JOB: From the records below, copy every line that contains the word "destroy".

EXCERPTED DATA:
--------------------------------------------------
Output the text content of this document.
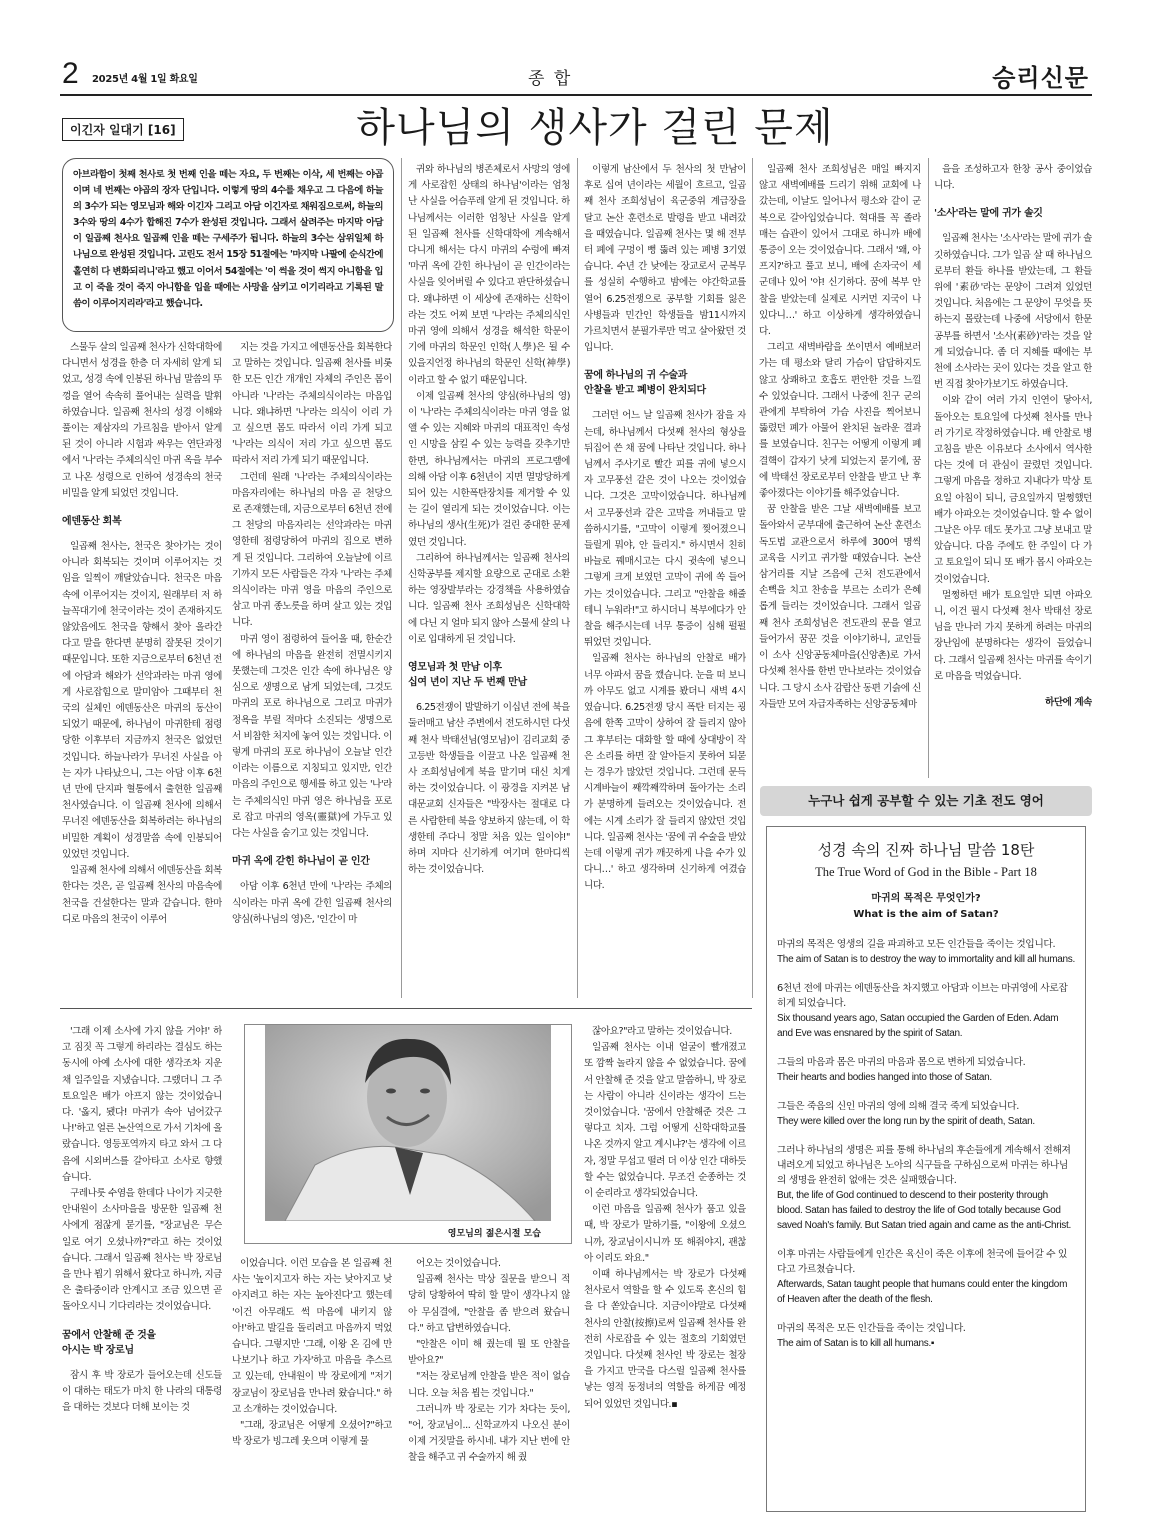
2 2025년 4월 1일 화요일	종 합	승리신문
이긴자 일대기 [16]	하나님의 생사가 걸린 문제
아브라함이 첫째 천사로 첫 번째 인을 떼는 자요, 두 번째는 이삭, 세 번째는 야곱이며 네 번째는 야곱의 장자 단입니다. 이렇게 땅의 4수를 채우고 그 다음에 하늘의 3수가 되는 영모님과 해와 이긴자 그리고 아담 이긴자로 채워짐으로써, 하늘의 3수와 땅의 4수가 합해진 7수가 완성된 것입니다. 그래서 살려주는 마지막 아담이 일곱째 천사요 일곱째 인을 떼는 구세주가 됩니다. 하늘의 3수는 삼위일체 하나님으로 완성된 것입니다. 고린도 전서 15장 51절에는 '마지막 나팔에 순식간에 홀연히 다 변화되리니'라고 했고 이어서 54절에는 '이 썩을 것이 썩지 아니함을 입고 이 죽을 것이 죽지 아니함을 입을 때에는 사망을 삼키고 이기리라고 기록된 말씀이 이루어지리라'라고 했습니다.

스물두 살의 일곱째 천사가 신학대학에 다니면서 성경을 한층 더 자세히 알게 되었고, 성경 속에 인봉된 하나님 말씀의 뚜껑을 열어 속속히 풀어내는 실력을 발휘하였습니다. 일곱째 천사의 성경 이해와 풀이는 제삼자의 가르침을 받아서 알게 된 것이 아니라 시험과 싸우는 연단과정에서 '나'라는 주체의식인 마귀 옥을 부수고 나온 성령으로 인하여 성경속의 천국 비밀을 알게 되었던 것입니다.

에덴동산 회복

일곱째 천사는, 천국은 찾아가는 것이 아니라 회복되는 것이며 이루어지는 것임을 일찍이 깨달았습니다. 천국은 마음속에 이루어지는 것이지, 원래부터 저 하늘꼭대기에 천국이라는 것이 존재하지도 않았음에도 천국을 향해서 찾아 올라간다고 말을 한다면 분명히 잘못된 것이기 때문입니다. 또한 지금으로부터 6천년 전에 아담과 해와가 선악과라는 마귀 영에게 사로잡힘으로 말미암아 그때부터 천국의 실체인 에덴동산은 마귀의 동산이 되었기 때문에, 하나님이 마귀한테 점령당한 이후부터 지금까지 천국은 없었던 것입니다. 하늘나라가 무너진 사실을 아는 자가 나타났으니, 그는 아담 이후 6천년 만에 단지파 혈통에서 출현한 일곱째 천사였습니다. 이 일곱째 천사에 의해서 무너진 에덴동산을 회복하려는 하나님의 비밀한 계획이 성경말씀 속에 인봉되어 있었던 것입니다.

일곱째 천사에 의해서 에덴동산을 회복한다는 것은, 곧 일곱째 천사의 마음속에 천국을 건설한다는 말과 같습니다. 한마디로 마음의 천국이 이루어

지는 것을 가지고 에덴동산을 회복한다고 말하는 것입니다. 일곱째 천사를 비롯한 모든 인간 개개인 자체의 주인은 몸이 아니라 '나'라는 주체의식이라는 마음입니다. 왜냐하면 '나'라는 의식이 이리 가고 싶으면 몸도 따라서 이리 가게 되고 '나'라는 의식이 저리 가고 싶으면 몸도 따라서 저리 가게 되기 때문입니다.

그런데 원래 '나'라는 주체의식이라는 마음자리에는 하나님의 마음 곧 천당으로 존재했는데, 지금으로부터 6천년 전에 그 천당의 마음자리는 선악과라는 마귀 영한테 점령당하여 마귀의 집으로 변하게 된 것입니다. 그리하여 오늘날에 이르기까지 모든 사람들은 각자 '나'라는 주체의식이라는 마귀 영을 마음의 주인으로 삼고 마귀 종노릇을 하며 살고 있는 것입니다.

마귀 영이 점령하여 들어올 때, 한순간에 하나님의 마음을 완전히 전멸시키지 못했는데 그것은 인간 속에 하나님은 양심으로 생명으로 남게 되었는데, 그것도 마귀의 포로 하나님으로 그리고 마귀가 정욕을 부릴 적마다 소진되는 생명으로서 비참한 처지에 놓여 있는 것입니다. 이렇게 마귀의 포로 하나님이 오늘날 인간이라는 이름으로 지칭되고 있지만, 인간 마음의 주인으로 행세를 하고 있는 '나'라는 주체의식인 마귀 영은 하나님을 포로로 잡고 마귀의 영옥(靈獄)에 가두고 있다는 사실을 숨기고 있는 것입니다.

마귀 옥에 갇힌 하나님이 곧 인간

아담 이후 6천년 만에 '나'라는 주체의식이라는 마귀 옥에 갇힌 일곱째 천사의 양심(하나님의 영)은, '인간이 마

귀와 하나님의 병존체로서 사망의 영에게 사로잡힌 상태의 하나님'이라는 엄청난 사실을 어슴푸레 알게 된 것입니다. 하나님께서는 이러한 엄청난 사실을 알게 된 일곱째 천사를 신학대학에 계속해서 다니게 해서는 다시 마귀의 수렁에 빠져 '마귀 옥에 갇힌 하나님이 곧 인간이라는 사실을 잊어버릴 수 있다고 판단하셨습니다. 왜냐하면 이 세상에 존재하는 신학이라는 것도 어찌 보면 '나'라는 주체의식인 마귀 영에 의해서 성경을 해석한 학문이기에 마귀의 학문인 인학(人學)은 될 수 있을지언정 하나님의 학문인 신학(神學)이라고 할 수 없기 때문입니다.

이제 일곱째 천사의 양심(하나님의 영)이 '나'라는 주체의식이라는 마귀 영을 없앨 수 있는 지혜와 마귀의 대표적인 속성인 시망을 삼킬 수 있는 능력을 갖추기만 한면, 하나님께서는 마귀의 프로그램에 의해 아담 이후 6천년이 지면 멸망당하게 되어 있는 시한폭탄장치를 제거할 수 있는 길이 열리게 되는 것이었습니다. 이는 하나님의 생사(生死)가 걸린 중대한 문제였던 것입니다.

그리하여 하나님께서는 일곱째 천사의 신학공부를 제지할 요량으로 군대로 소환하는 영장발부라는 강경책을 사용하였습니다. 일곱째 천사 조희성님은 신학대학에 다닌 지 얼마 되지 않아 스물세 살의 나이로 입대하게 된 것입니다.

영모님과 첫 만남 이후
십여 년이 지난 두 번째 만남

6.25전쟁이 발발하기 이십년 전에 북을 둘러매고 남산 주변에서 전도하시던 다섯째 천사 박태선님(영모님)이 김리교회 중고등반 학생들을 이끌고 나온 일곱째 천사 조희성님에게 북을 맡기며 대신 치게 하는 것이었습니다. 이 광경을 지켜본 남대문교회 신자들은 "박장사는 절대로 다른 사람한테 북을 양보하지 않는데, 이 학생한테 주다니 정말 처음 있는 일이야!" 하며 지마다 신기하게 여기며 한마디씩 하는 것이었습니다.

이렇게 남산에서 두 천사의 첫 만남이후로 십여 년이라는 세월이 흐르고, 일곱째 천사 조희성님이 육군중위 계급장을 달고 논산 훈련소로 발령을 받고 내려갔을 때였습니다. 일곱째 천사는 몇 해 전부터 폐에 구멍이 뻥 뚫려 있는 폐병 3기였습니다. 수년 간 낮에는 장교로서 군복무를 성실히 수행하고 밤에는 야간학교를 열어 6.25전쟁으로 공부할 기회를 잃은 사병들과 민간인 학생들을 밤11시까지 가르치면서 분필가루만 먹고 살아왔던 것입니다.

꿈에 하나님의 귀 수술과
안찰을 받고 폐병이 완치되다

그러던 어느 날 일곱째 천사가 잠을 자는데, 하나님께서 다섯째 천사의 형상을 뒤집어 쓴 채 꿈에 나타난 것입니다. 하나님께서 주사기로 빨간 피를 귀에 넣으시자 고무풍선 같은 것이 나오는 것이었습니다. 그것은 고막이었습니다. 하나님께서 고무풍선과 같은 고막을 꺼내들고 말씀하시기를, "고막이 이렇게 찢어졌으니 들릴게 뭐야, 안 들리지." 하시면서 친히 바늘로 꿰매시고는 다시 귓속에 넣으니 그렇게 크게 보였던 고막이 귀에 쏙 들어가는 것이었습니다. 그리고 "안찰을 해줄 테니 누워라!"고 하시더니 복부에다가 안찰을 해주시는데 너무 통증이 심해 펄펄 뛰었던 것입니다.

일곱째 천사는 하나님의 안찰로 배가 너무 아파서 꿈을 깼습니다. 눈을 떠 보니까 아무도 없고 시계를 봤더니 새벽 4시였습니다. 6.25전쟁 당시 폭탄 터지는 굉음에 한쪽 고막이 상하여 잘 들리지 않아 그 후부터는 대화할 할 때에 상대방이 작은 소리를 하면 잘 알아듣지 못하여 되묻는 경우가 많았던 것입니다. 그런데 문득 시계바늘이 째깍째깍하며 돌아가는 소리가 분명하게 들려오는 것이었습니다. 전에는 시계 소리가 잘 들리지 않았던 것입니다. 일곱째 천사는 '꿈에 귀 수술을 받았는데 이렇게 귀가 깨끗하게 나을 수가 있다니…' 하고 생각하며 신기하게 여겼습니다.

일곱째 천사 조희성님은 매일 빠지지 않고 새벽예배를 드리기 위해 교회에 나갔는데, 이날도 일어나서 평소와 같이 군복으로 갈아입었습니다. 혁대를 꼭 졸라매는 습관이 있어서 그대로 하니까 배에 통증이 오는 것이었습니다. 그래서 '왜, 아프지?'하고 풀고 보니, 배에 손자국이 세 군데나 있어 '야! 신기하다. 꿈에 복부 안찰을 받았는데 실제로 시커먼 지국이 나 있다니…' 하고 이상하게 생각하였습니다.

그리고 새벽바람을 쏘이면서 예배보러가는 데 평소와 달리 가슴이 답답하지도 않고 상쾌하고 호흡도 편안한 것을 느낄 수 있었습니다. 그래서 나중에 친구 군의관에게 부탁하여 가슴 사진을 찍어보니 뚫렸던 폐가 아물어 완치된 놀라운 결과를 보였습니다. 친구는 어떻게 이렇게 폐결핵이 갑자기 낫게 되었는지 묻기에, 꿈에 박태선 장로로부터 안찰을 받고 난 후 좋아졌다는 이야기를 해주었습니다.

꿈 안찰을 받은 그날 새벽예배를 보고 돌아와서 군부대에 출근하여 논산 훈련소 독도법 교관으로서 하루에 300여 명씩 교육을 시키고 귀가할 때였습니다. 논산 삼거리를 지날 즈음에 근처 전도관에서 손뼉을 치고 찬송을 부르는 소리가 은혜롭게 들리는 것이었습니다. 그래서 일곱째 천사 조희성님은 전도관의 문을 열고 들어가서 꿈꾼 것을 이야기하니, 교인들이 소사 신앙공동체마을(신앙촌)로 가서 다섯째 천사를 한번 만나보라는 것이었습니다. 그 당시 소사 감람산 동편 기슭에 신자들만 모여 자급자족하는 신앙공동체마

을을 조성하고자 한창 공사 중이었습니다.

'소사'라는 말에 귀가 솔깃

일곱째 천사는 '소사'라는 말에 귀가 솔깃하였습니다. 그가 일곱 살 때 하나님으로부터 환들 하나를 받았는데, 그 환들 위에 '素砂'라는 문양이 그려져 있었던 것입니다. 처음에는 그 문양이 무엇을 뜻하는지 몰랐는데 나중에 서당에서 한문공부를 하면서 '소사(素砂)'라는 것을 알게 되었습니다. 좀 더 지혜를 때에는 부천에 소사라는 곳이 있다는 것을 알고 한번 직접 찾아가보기도 하였습니다.

이와 같이 여러 가지 인연이 닿아서, 돌아오는 토요일에 다섯째 천사를 만나러 가기로 작정하였습니다. 배 안찰로 병고침을 받은 이유보다 소사에서 역사한다는 것에 더 관심이 끌렸던 것입니다. 그렇게 마음을 정하고 지내다가 막상 토요일 아침이 되니, 금요일까지 멀쩡했던 배가 아파오는 것이었습니다. 할 수 없이 그날은 아무 데도 못가고 그냥 보내고 말았습니다. 다음 주에도 한 주일이 다 가고 토요일이 되니 또 배가 몹시 아파오는 것이었습니다.

멀쩡하던 배가 토요일만 되면 아파오니, 이건 필시 다섯째 천사 박태선 장로님을 만나러 가지 못하게 하려는 마귀의 장난임에 분명하다는 생각이 들었습니다. 그래서 일곱째 천사는 마귀를 속이기로 마음을 먹었습니다.

하단에 계속

누구나 쉽게 공부할 수 있는 기초 전도 영어
성경 속의 진짜 하나님 말씀 18탄
The True Word of God in the Bible - Part 18
마귀의 목적은 무엇인가?
What is the aim of Satan?
마귀의 목적은 영생의 길을 파괴하고 모든 인간들을 죽이는 것입니다.
The aim of Satan is to destroy the way to immortality and kill all humans.
6천년 전에 마귀는 에덴동산을 차지했고 아담과 이브는 마귀영에 사로잡히게 되었습니다.
Six thousand years ago, Satan occupied the Garden of Eden. Adam and Eve was ensnared by the spirit of Satan.
그들의 마음과 몸은 마귀의 마음과 몸으로 변하게 되었습니다.
Their hearts and bodies hanged into those of Satan.
그들은 죽음의 신인 마귀의 영에 의해 결국 죽게 되었습니다.
They were killed over the long run by the spirit of death, Satan.
그러나 하나님의 생명은 피를 통해 하나님의 후손들에게 계속해서 전해져 내려오게 되었고 하나님은 노아의 식구들을 구하심으로써 마귀는 하나님의 생명을 완전히 없애는 것은 실패했습니다.
But, the life of God continued to descend to their posterity through blood. Satan has failed to destroy the life of God totally because God saved Noah's family. But Satan tried again and came as the anti-Christ.
이후 마귀는 사람들에게 인간은 육신이 죽은 이후에 천국에 들어갈 수 있다고 가르쳤습니다.
Afterwards, Satan taught people that humans could enter the kingdom of Heaven after the death of the flesh.
마귀의 목적은 모든 인간들을 죽이는 것입니다.
The aim of Satan is to kill all humans.▪

'그래 이제 소사에 가지 않을 거야!' 하고 짐짓 꼭 그렇게 하리라는 결심도 하는 동시에 아예 소사에 대한 생각조차 지운 채 일주일을 지냈습니다. 그랬더니 그 주 토요일은 배가 아프지 않는 것이었습니다. '옳지, 됐다! 마귀가 속아 넘어갔구나!'하고 얼른 논산역으로 가서 기차에 올랐습니다. 영등포역까지 타고 와서 그 다음에 시외버스를 갈아타고 소사로 향했습니다.

구레나룻 수염을 한데다 나이가 지긋한 안내원이 소사마을을 방문한 일곱째 천사에게 점잖게 묻기를, "장교님은 무슨 일로 여기 오셨나까?"라고 하는 것이었습니다. 그래서 일곱째 천사는 박 장로님을 만나 뵙기 위해서 왔다고 하니까, 지금은 출타중이라 안계시고 조금 있으면 곧 돌아오시니 기다리라는 것이었습니다.

꿈에서 안찰해 준 것을
아시는 박 장로님

잠시 후 박 장로가 들어오는데 신도들이 대하는 태도가 마치 한 나라의 대통령을 대하는 것보다 더해 보이는 것

이었습니다. 이런 모습을 본 일곱째 천사는 '높이지고자 하는 자는 낮아지고 낮아지려고 하는 자는 높아진다'고 했는데 '이건 아무래도 썩 마음에 내키지 않아!'하고 발길을 돌리려고 마음까지 먹었습니다. 그렇지만 '그래, 이왕 온 김에 만나보기나 하고 가자'하고 마음을 추스르고 있는데, 안내원이 박 장로에게 "저기 장교님이 장로님을 만나려 왔습니다." 하고 소개하는 것이었습니다.

"그래, 장교님은 어떻게 오셨어?"하고 박 장로가 빙그레 웃으며 이렇게 물

어오는 것이었습니다.

일곱째 천사는 막상 질문을 받으니 적당히 당황하여 딱히 할 말이 생각나지 않아 무심결에, "안찰을 좀 받으려 왔습니다." 하고 답변하였습니다.

"안찰은 이미 해 줬는데 뭘 또 안찰을 받아요?"

"저는 장로님께 안찰을 받은 적이 없습니다. 오늘 처음 뵙는 것입니다."

그러니까 박 장로는 기가 차다는 듯이, "어, 장교님이... 신학교까지 나오신 분이 이제 거짓말을 하시네. 내가 지난 번에 안찰을 해주고 귀 수술까지 해 줬

잖아요?"라고 말하는 것이었습니다.

일곱째 천사는 이내 얼굴이 빨개졌고 또 깜짝 놀라지 않을 수 없었습니다. 꿈에서 안찰해 준 것을 알고 말씀하니, 박 장로는 사람이 아니라 신이라는 생각이 드는 것이었습니다. '꿈에서 안찰해준 것은 그렇다고 치자. 그럼 어떻게 신학대학교를 나온 것까지 알고 계시냐?'는 생각에 이르자, 정말 무섭고 떨려 더 이상 인간 대하듯 할 수는 없었습니다. 무조건 순종하는 것이 순리라고 생각되었습니다.

이런 마음을 일곱째 천사가 품고 있을 때, 박 장로가 말하기를, "이왕에 오셨으니까, 장교님이시니까 또 해줘야지, 괜찮아 이리도 와요."

이때 하나님께서는 박 장로가 다섯째 천사로서 역할을 할 수 있도록 혼신의 힘을 다 쏟았습니다. 지금이야말로 다섯째 천사의 안찰(按擦)로써 일곱째 천사를 완전히 사로잡을 수 있는 절호의 기회였던 것입니다. 다섯째 천사인 박 장로는 철장을 가지고 만국을 다스릴 일곱째 천사를 낳는 영적 동정녀의 역할을 하게끔 예정되어 있었던 것입니다.▪

영모님의 젊은시절 모습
--------------------------------------------------
FINAL RESULT:
The aim of Satan is to destroy the way to immortality and kill all humans.
But, the life of God continued to descend to their posterity through blood. Satan has failed to destroy the life of God totally because God saved Noah's family. But Satan tried again and came as the anti-Christ.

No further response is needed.